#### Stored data
============
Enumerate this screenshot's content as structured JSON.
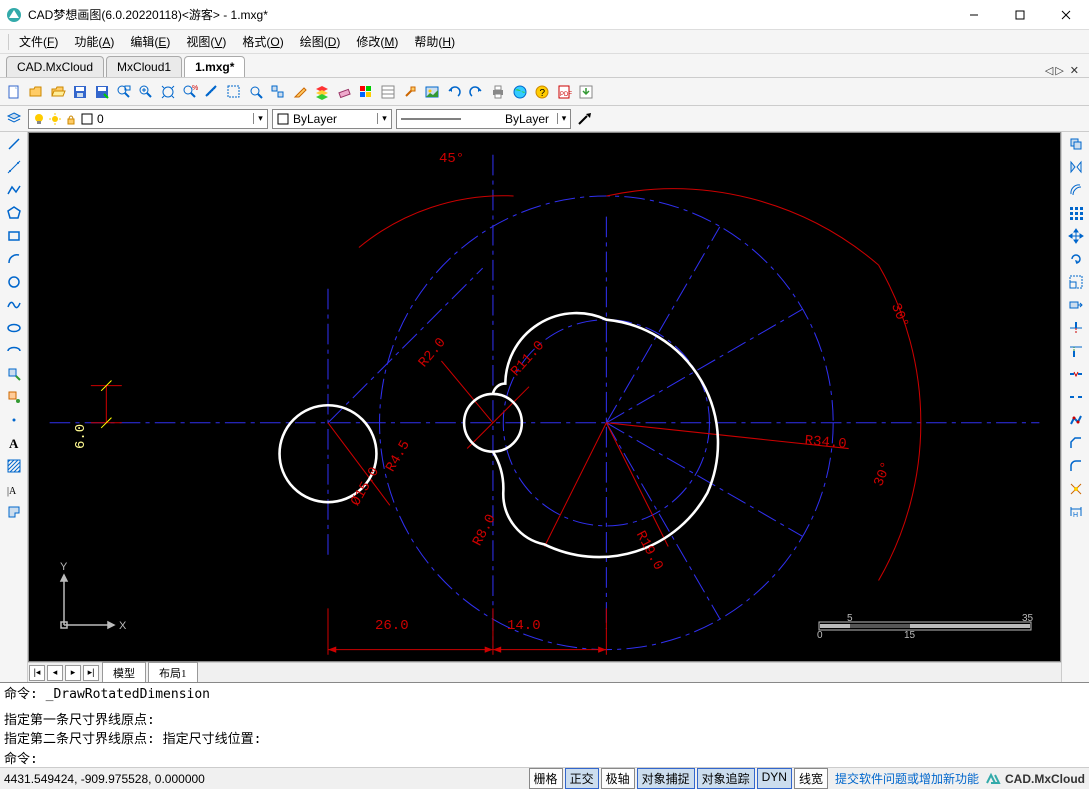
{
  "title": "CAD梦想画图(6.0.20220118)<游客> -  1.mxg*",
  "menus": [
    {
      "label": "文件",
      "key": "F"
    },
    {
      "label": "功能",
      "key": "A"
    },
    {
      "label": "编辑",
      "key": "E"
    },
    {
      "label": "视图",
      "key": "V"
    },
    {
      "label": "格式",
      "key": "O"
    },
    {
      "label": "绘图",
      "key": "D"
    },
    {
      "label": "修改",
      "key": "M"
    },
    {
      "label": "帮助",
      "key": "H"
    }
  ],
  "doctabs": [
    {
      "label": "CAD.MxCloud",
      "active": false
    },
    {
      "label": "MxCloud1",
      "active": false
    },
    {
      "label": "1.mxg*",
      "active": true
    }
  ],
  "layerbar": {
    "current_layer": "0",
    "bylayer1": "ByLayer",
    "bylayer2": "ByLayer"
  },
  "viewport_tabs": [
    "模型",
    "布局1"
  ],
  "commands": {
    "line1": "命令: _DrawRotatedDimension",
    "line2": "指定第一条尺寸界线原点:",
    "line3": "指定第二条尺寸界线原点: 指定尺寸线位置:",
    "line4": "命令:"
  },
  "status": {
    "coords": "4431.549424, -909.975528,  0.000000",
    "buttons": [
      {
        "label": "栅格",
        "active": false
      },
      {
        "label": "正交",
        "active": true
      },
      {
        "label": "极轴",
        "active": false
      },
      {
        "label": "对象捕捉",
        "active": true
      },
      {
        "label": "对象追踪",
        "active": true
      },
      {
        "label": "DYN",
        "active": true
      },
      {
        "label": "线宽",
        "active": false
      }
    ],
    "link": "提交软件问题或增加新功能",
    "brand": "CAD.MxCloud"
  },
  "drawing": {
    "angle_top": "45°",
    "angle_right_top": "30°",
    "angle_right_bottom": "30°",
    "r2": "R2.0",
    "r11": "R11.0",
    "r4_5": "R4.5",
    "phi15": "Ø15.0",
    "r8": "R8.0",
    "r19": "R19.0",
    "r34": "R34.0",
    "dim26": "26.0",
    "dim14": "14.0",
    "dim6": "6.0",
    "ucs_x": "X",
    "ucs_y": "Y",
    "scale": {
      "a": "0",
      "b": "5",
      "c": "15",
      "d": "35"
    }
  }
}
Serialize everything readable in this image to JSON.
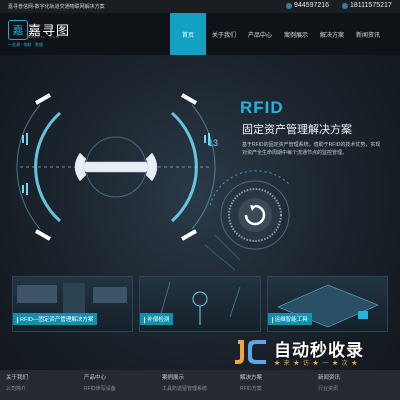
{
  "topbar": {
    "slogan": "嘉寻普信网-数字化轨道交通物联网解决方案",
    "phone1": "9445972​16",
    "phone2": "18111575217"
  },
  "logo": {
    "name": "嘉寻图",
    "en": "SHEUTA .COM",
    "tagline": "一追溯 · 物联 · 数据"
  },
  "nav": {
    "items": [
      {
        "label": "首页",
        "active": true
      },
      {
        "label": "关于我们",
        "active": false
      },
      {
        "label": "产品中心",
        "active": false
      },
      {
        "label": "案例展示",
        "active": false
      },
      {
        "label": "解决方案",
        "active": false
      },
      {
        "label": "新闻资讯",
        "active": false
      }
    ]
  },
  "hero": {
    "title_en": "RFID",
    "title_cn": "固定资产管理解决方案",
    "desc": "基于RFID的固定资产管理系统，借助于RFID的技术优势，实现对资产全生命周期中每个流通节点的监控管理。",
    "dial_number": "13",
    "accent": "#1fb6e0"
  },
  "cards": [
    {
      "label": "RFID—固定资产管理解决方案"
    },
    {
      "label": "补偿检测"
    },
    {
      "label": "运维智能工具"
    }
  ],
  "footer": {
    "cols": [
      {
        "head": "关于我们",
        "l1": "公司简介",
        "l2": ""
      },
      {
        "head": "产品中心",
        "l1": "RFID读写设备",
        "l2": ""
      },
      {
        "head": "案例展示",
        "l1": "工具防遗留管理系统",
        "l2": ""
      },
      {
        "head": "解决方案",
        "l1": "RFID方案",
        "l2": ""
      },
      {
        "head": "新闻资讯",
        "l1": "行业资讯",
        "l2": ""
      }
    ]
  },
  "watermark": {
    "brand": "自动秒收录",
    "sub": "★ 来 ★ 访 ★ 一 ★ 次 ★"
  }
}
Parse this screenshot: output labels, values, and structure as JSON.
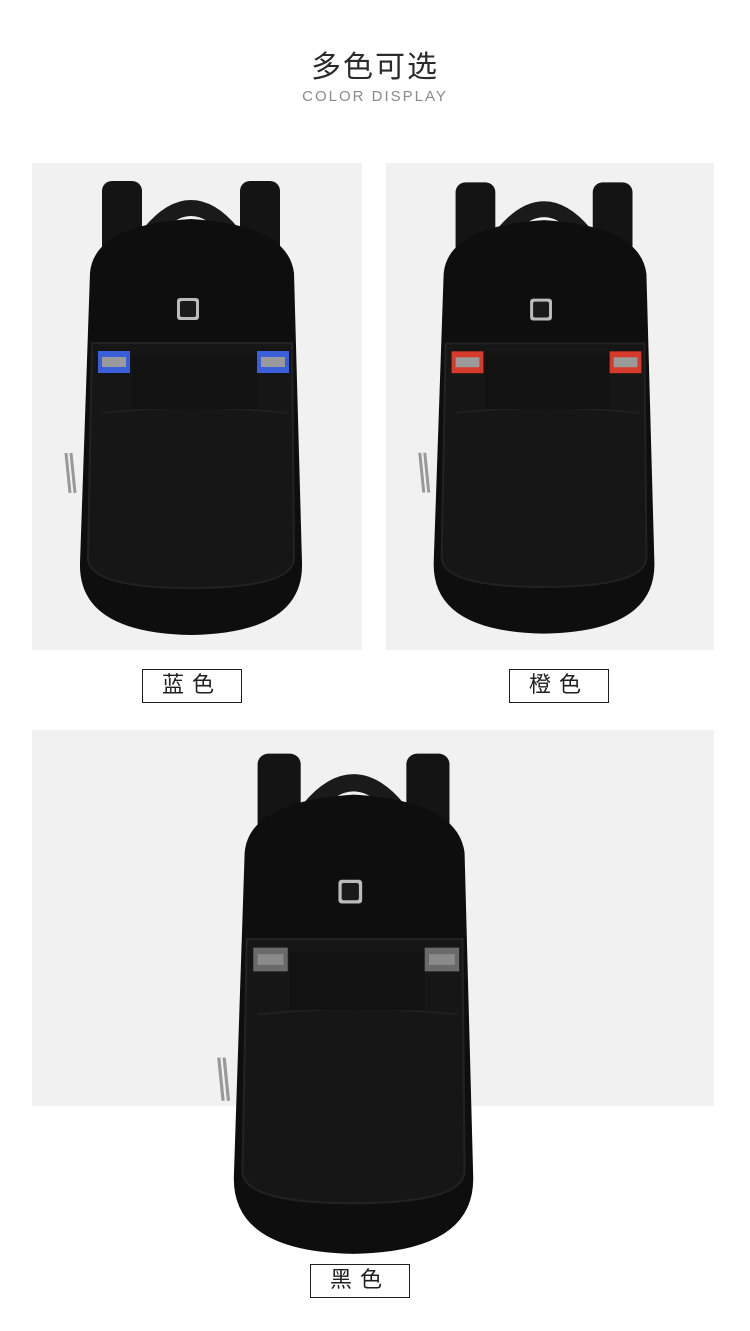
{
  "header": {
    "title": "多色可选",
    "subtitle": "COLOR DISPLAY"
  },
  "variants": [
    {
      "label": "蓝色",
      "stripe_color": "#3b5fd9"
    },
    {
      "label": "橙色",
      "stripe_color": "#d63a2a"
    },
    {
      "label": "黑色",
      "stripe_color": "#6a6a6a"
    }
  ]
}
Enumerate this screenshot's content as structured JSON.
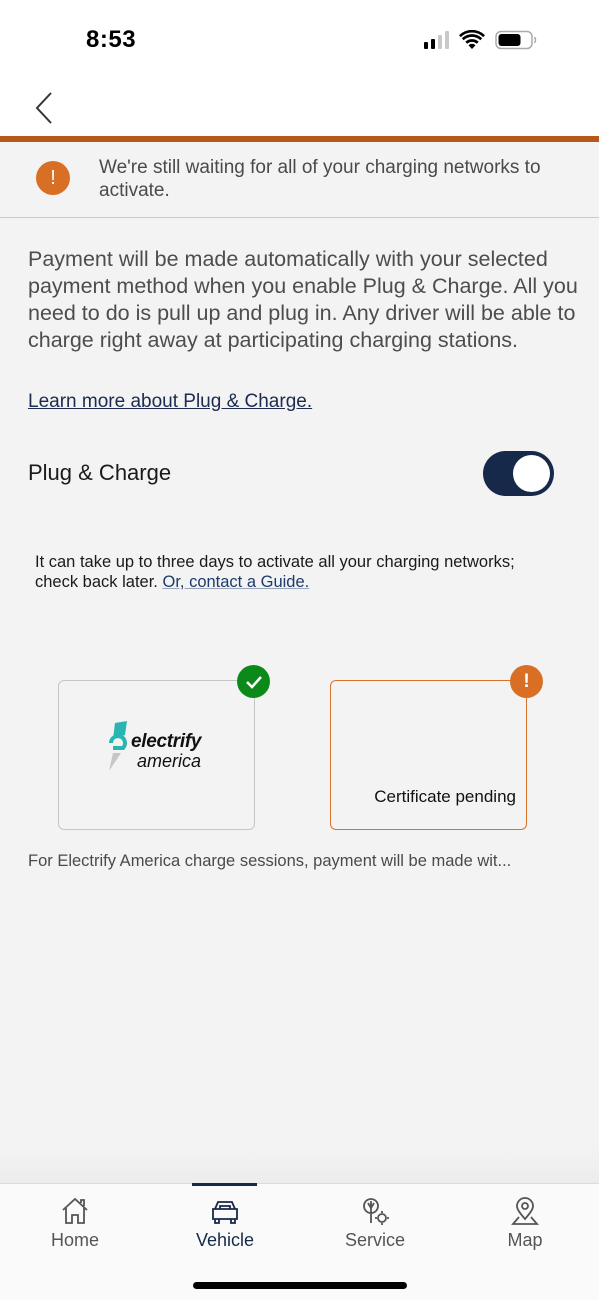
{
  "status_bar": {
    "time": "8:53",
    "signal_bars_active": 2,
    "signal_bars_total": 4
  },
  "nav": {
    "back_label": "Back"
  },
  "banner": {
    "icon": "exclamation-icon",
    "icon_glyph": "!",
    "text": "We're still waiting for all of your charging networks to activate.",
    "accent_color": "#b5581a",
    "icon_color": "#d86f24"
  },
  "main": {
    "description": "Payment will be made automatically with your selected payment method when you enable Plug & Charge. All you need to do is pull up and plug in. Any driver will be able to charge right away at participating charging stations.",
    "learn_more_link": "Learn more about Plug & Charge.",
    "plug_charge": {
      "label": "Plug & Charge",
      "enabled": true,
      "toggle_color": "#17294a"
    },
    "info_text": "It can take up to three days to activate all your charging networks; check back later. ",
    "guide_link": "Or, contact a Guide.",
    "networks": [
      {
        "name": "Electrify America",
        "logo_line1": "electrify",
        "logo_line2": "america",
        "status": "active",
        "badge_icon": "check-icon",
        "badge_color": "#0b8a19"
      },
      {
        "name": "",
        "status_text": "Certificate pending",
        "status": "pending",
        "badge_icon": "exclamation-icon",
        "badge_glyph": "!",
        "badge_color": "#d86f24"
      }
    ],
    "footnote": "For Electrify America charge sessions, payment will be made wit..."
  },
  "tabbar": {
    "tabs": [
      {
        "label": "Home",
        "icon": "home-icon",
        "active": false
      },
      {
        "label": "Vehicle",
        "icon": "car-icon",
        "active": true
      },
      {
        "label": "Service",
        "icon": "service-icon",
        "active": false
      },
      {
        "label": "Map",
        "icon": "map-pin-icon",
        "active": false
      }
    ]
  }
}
============
#### Short task
Except for the pictures, copy the material above exactly.

#### Answer to this task
Enumerate this screenshot's content as structured JSON.
{
  "title": "CAD梦想画图(6.0.20220118)<游客> -  1.mxg*",
  "menus": [
    {
      "label": "文件",
      "key": "F"
    },
    {
      "label": "功能",
      "key": "A"
    },
    {
      "label": "编辑",
      "key": "E"
    },
    {
      "label": "视图",
      "key": "V"
    },
    {
      "label": "格式",
      "key": "O"
    },
    {
      "label": "绘图",
      "key": "D"
    },
    {
      "label": "修改",
      "key": "M"
    },
    {
      "label": "帮助",
      "key": "H"
    }
  ],
  "doctabs": [
    {
      "label": "CAD.MxCloud",
      "active": false
    },
    {
      "label": "MxCloud1",
      "active": false
    },
    {
      "label": "1.mxg*",
      "active": true
    }
  ],
  "layerbar": {
    "current_layer": "0",
    "bylayer1": "ByLayer",
    "bylayer2": "ByLayer"
  },
  "viewport_tabs": [
    "模型",
    "布局1"
  ],
  "commands": {
    "line1": "命令: _DrawRotatedDimension",
    "line2": "指定第一条尺寸界线原点:",
    "line3": "指定第二条尺寸界线原点: 指定尺寸线位置:",
    "line4": "命令:"
  },
  "status": {
    "coords": "4431.549424, -909.975528,  0.000000",
    "buttons": [
      {
        "label": "栅格",
        "active": false
      },
      {
        "label": "正交",
        "active": true
      },
      {
        "label": "极轴",
        "active": false
      },
      {
        "label": "对象捕捉",
        "active": true
      },
      {
        "label": "对象追踪",
        "active": true
      },
      {
        "label": "DYN",
        "active": true
      },
      {
        "label": "线宽",
        "active": false
      }
    ],
    "link": "提交软件问题或增加新功能",
    "brand": "CAD.MxCloud"
  },
  "drawing": {
    "angle_top": "45°",
    "angle_right_top": "30°",
    "angle_right_bottom": "30°",
    "r2": "R2.0",
    "r11": "R11.0",
    "r4_5": "R4.5",
    "phi15": "Ø15.0",
    "r8": "R8.0",
    "r19": "R19.0",
    "r34": "R34.0",
    "dim26": "26.0",
    "dim14": "14.0",
    "dim6": "6.0",
    "ucs_x": "X",
    "ucs_y": "Y",
    "scale": {
      "a": "0",
      "b": "5",
      "c": "15",
      "d": "35"
    }
  }
}
Serialize everything readable in this image to JSON.
{
  "topbar": {
    "slogan": "嘉寻普信网-数字化轨道交通物联网解决方案",
    "phone1": "9445972​16",
    "phone2": "18111575217"
  },
  "logo": {
    "name": "嘉寻图",
    "en": "SHEUTA .COM",
    "tagline": "一追溯 · 物联 · 数据"
  },
  "nav": {
    "items": [
      {
        "label": "首页",
        "active": true
      },
      {
        "label": "关于我们",
        "active": false
      },
      {
        "label": "产品中心",
        "active": false
      },
      {
        "label": "案例展示",
        "active": false
      },
      {
        "label": "解决方案",
        "active": false
      },
      {
        "label": "新闻资讯",
        "active": false
      }
    ]
  },
  "hero": {
    "title_en": "RFID",
    "title_cn": "固定资产管理解决方案",
    "desc": "基于RFID的固定资产管理系统，借助于RFID的技术优势，实现对资产全生命周期中每个流通节点的监控管理。",
    "dial_number": "13",
    "accent": "#1fb6e0"
  },
  "cards": [
    {
      "label": "RFID—固定资产管理解决方案"
    },
    {
      "label": "补偿检测"
    },
    {
      "label": "运维智能工具"
    }
  ],
  "footer": {
    "cols": [
      {
        "head": "关于我们",
        "l1": "公司简介",
        "l2": ""
      },
      {
        "head": "产品中心",
        "l1": "RFID读写设备",
        "l2": ""
      },
      {
        "head": "案例展示",
        "l1": "工具防遗留管理系统",
        "l2": ""
      },
      {
        "head": "解决方案",
        "l1": "RFID方案",
        "l2": ""
      },
      {
        "head": "新闻资讯",
        "l1": "行业资讯",
        "l2": ""
      }
    ]
  },
  "watermark": {
    "brand": "自动秒收录",
    "sub": "★ 来 ★ 访 ★ 一 ★ 次 ★"
  }
}
Parse this screenshot: output labels, values, and structure as JSON.
{
  "header": {
    "title": "多色可选",
    "subtitle": "COLOR DISPLAY"
  },
  "variants": [
    {
      "label": "蓝色",
      "stripe_color": "#3b5fd9"
    },
    {
      "label": "橙色",
      "stripe_color": "#d63a2a"
    },
    {
      "label": "黑色",
      "stripe_color": "#6a6a6a"
    }
  ]
}
Enumerate this screenshot's content as structured JSON.
{
  "status_bar": {
    "time": "8:53",
    "signal_bars_active": 2,
    "signal_bars_total": 4
  },
  "nav": {
    "back_label": "Back"
  },
  "banner": {
    "icon": "exclamation-icon",
    "icon_glyph": "!",
    "text": "We're still waiting for all of your charging networks to activate.",
    "accent_color": "#b5581a",
    "icon_color": "#d86f24"
  },
  "main": {
    "description": "Payment will be made automatically with your selected payment method when you enable Plug & Charge. All you need to do is pull up and plug in. Any driver will be able to charge right away at participating charging stations.",
    "learn_more_link": "Learn more about Plug & Charge.",
    "plug_charge": {
      "label": "Plug & Charge",
      "enabled": true,
      "toggle_color": "#17294a"
    },
    "info_text": "It can take up to three days to activate all your charging networks; check back later. ",
    "guide_link": "Or, contact a Guide.",
    "networks": [
      {
        "name": "Electrify America",
        "logo_line1": "electrify",
        "logo_line2": "america",
        "status": "active",
        "badge_icon": "check-icon",
        "badge_color": "#0b8a19"
      },
      {
        "name": "",
        "status_text": "Certificate pending",
        "status": "pending",
        "badge_icon": "exclamation-icon",
        "badge_glyph": "!",
        "badge_color": "#d86f24"
      }
    ],
    "footnote": "For Electrify America charge sessions, payment will be made wit..."
  },
  "tabbar": {
    "tabs": [
      {
        "label": "Home",
        "icon": "home-icon",
        "active": false
      },
      {
        "label": "Vehicle",
        "icon": "car-icon",
        "active": true
      },
      {
        "label": "Service",
        "icon": "service-icon",
        "active": false
      },
      {
        "label": "Map",
        "icon": "map-pin-icon",
        "active": false
      }
    ]
  }
}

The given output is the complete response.